** Written request **
Reproduce the entries below in full, word for word.

Figure dataset records:

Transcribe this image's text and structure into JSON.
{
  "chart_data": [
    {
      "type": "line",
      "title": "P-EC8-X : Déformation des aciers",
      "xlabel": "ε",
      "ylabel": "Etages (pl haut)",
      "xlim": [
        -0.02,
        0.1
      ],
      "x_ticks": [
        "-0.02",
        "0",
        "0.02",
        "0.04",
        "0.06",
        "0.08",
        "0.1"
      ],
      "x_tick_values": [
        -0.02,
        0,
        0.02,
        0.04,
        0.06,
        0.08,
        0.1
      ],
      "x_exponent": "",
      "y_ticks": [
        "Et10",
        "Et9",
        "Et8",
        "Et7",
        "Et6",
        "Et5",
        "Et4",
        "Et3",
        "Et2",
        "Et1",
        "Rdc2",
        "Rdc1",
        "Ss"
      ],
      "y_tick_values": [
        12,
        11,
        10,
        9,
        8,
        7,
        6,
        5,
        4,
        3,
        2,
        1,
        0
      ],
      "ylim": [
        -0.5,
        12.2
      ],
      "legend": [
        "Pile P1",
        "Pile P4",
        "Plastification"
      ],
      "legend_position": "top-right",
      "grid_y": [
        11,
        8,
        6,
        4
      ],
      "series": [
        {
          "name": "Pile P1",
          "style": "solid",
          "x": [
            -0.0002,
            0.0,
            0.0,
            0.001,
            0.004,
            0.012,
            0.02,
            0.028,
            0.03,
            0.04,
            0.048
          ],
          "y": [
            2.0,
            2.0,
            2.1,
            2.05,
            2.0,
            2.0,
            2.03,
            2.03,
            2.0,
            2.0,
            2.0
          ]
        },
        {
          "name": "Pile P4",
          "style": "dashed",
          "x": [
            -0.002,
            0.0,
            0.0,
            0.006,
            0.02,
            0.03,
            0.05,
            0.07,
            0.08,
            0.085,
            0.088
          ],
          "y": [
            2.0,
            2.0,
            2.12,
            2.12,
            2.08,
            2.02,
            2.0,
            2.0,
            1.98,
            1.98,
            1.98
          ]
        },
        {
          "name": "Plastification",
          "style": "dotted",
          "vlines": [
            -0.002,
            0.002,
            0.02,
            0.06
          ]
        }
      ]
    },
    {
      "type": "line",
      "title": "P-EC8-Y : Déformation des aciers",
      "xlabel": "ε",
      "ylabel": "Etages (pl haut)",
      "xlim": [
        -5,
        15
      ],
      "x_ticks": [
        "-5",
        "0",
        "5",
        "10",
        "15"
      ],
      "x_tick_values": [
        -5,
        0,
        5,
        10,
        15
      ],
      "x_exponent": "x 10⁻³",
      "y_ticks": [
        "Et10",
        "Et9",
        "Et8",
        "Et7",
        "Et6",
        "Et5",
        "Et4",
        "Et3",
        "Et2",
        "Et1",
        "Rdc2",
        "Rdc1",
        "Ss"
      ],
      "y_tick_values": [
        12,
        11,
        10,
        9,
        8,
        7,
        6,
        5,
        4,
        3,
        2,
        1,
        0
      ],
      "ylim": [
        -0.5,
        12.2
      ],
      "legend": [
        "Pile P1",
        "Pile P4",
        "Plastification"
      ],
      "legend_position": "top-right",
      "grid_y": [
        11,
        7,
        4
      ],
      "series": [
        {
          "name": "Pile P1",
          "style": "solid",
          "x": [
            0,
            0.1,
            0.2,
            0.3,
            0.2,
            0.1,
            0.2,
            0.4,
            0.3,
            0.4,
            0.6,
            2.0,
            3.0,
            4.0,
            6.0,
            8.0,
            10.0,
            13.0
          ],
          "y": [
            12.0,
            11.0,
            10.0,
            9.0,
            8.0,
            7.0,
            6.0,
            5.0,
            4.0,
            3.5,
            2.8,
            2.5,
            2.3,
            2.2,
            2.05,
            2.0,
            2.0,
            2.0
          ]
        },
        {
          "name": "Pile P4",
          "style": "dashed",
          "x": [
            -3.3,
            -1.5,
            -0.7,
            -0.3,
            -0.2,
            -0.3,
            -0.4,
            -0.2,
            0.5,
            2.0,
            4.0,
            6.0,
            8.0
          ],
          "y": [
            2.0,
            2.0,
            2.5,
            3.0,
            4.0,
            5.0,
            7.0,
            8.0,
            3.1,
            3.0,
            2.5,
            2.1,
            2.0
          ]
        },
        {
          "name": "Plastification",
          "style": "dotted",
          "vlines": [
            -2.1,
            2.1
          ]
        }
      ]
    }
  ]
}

** Correct answer **
Transcribe this image's text and structure into JSON.
{
  "chart_data": [
    {
      "type": "line",
      "title": "P-EC8-X : Déformation des aciers",
      "xlabel": "ε",
      "ylabel": "Etages (pl haut)",
      "xlim": [
        -0.02,
        0.1
      ],
      "x_ticks": [
        "-0.02",
        "0",
        "0.02",
        "0.04",
        "0.06",
        "0.08",
        "0.1"
      ],
      "x_tick_values": [
        -0.02,
        0,
        0.02,
        0.04,
        0.06,
        0.08,
        0.1
      ],
      "x_exponent": "",
      "y_ticks": [
        "Et10",
        "Et9",
        "Et8",
        "Et7",
        "Et6",
        "Et5",
        "Et4",
        "Et3",
        "Et2",
        "Et1",
        "Rdc2",
        "Rdc1",
        "Ss"
      ],
      "y_tick_values": [
        12,
        11,
        10,
        9,
        8,
        7,
        6,
        5,
        4,
        3,
        2,
        1,
        0
      ],
      "ylim": [
        -0.5,
        12.2
      ],
      "legend": [
        "Pile P1",
        "Pile P4",
        "Plastification"
      ],
      "legend_position": "top-right",
      "grid_y": [
        11,
        8,
        6,
        4
      ],
      "series": [
        {
          "name": "Pile P1",
          "style": "solid",
          "x": [
            -0.0002,
            0.0,
            0.0,
            0.001,
            0.004,
            0.012,
            0.02,
            0.028,
            0.03,
            0.04,
            0.048
          ],
          "y": [
            2.0,
            2.0,
            2.1,
            2.05,
            2.0,
            2.0,
            2.03,
            2.03,
            2.0,
            2.0,
            2.0
          ]
        },
        {
          "name": "Pile P4",
          "style": "dashed",
          "x": [
            -0.002,
            0.0,
            0.0,
            0.006,
            0.02,
            0.03,
            0.05,
            0.07,
            0.08,
            0.085,
            0.088
          ],
          "y": [
            2.0,
            2.0,
            2.12,
            2.12,
            2.08,
            2.02,
            2.0,
            2.0,
            1.98,
            1.98,
            1.98
          ]
        },
        {
          "name": "Plastification",
          "style": "dotted",
          "vlines": [
            -0.002,
            0.002,
            0.02,
            0.06
          ]
        }
      ]
    },
    {
      "type": "line",
      "title": "P-EC8-Y : Déformation des aciers",
      "xlabel": "ε",
      "ylabel": "Etages (pl haut)",
      "xlim": [
        -5,
        15
      ],
      "x_ticks": [
        "-5",
        "0",
        "5",
        "10",
        "15"
      ],
      "x_tick_values": [
        -5,
        0,
        5,
        10,
        15
      ],
      "x_exponent": "x 10⁻³",
      "y_ticks": [
        "Et10",
        "Et9",
        "Et8",
        "Et7",
        "Et6",
        "Et5",
        "Et4",
        "Et3",
        "Et2",
        "Et1",
        "Rdc2",
        "Rdc1",
        "Ss"
      ],
      "y_tick_values": [
        12,
        11,
        10,
        9,
        8,
        7,
        6,
        5,
        4,
        3,
        2,
        1,
        0
      ],
      "ylim": [
        -0.5,
        12.2
      ],
      "legend": [
        "Pile P1",
        "Pile P4",
        "Plastification"
      ],
      "legend_position": "top-right",
      "grid_y": [
        11,
        7,
        4
      ],
      "series": [
        {
          "name": "Pile P1",
          "style": "solid",
          "x": [
            0,
            0.1,
            0.2,
            0.3,
            0.2,
            0.1,
            0.2,
            0.4,
            0.3,
            0.4,
            0.6,
            2.0,
            3.0,
            4.0,
            6.0,
            8.0,
            10.0,
            13.0
          ],
          "y": [
            12.0,
            11.0,
            10.0,
            9.0,
            8.0,
            7.0,
            6.0,
            5.0,
            4.0,
            3.5,
            2.8,
            2.5,
            2.3,
            2.2,
            2.05,
            2.0,
            2.0,
            2.0
          ]
        },
        {
          "name": "Pile P4",
          "style": "dashed",
          "x": [
            -3.3,
            -1.5,
            -0.7,
            -0.3,
            -0.2,
            -0.3,
            -0.4,
            -0.2,
            0.5,
            2.0,
            4.0,
            6.0,
            8.0
          ],
          "y": [
            2.0,
            2.0,
            2.5,
            3.0,
            4.0,
            5.0,
            7.0,
            8.0,
            3.1,
            3.0,
            2.5,
            2.1,
            2.0
          ]
        },
        {
          "name": "Plastification",
          "style": "dotted",
          "vlines": [
            -2.1,
            2.1
          ]
        }
      ]
    }
  ]
}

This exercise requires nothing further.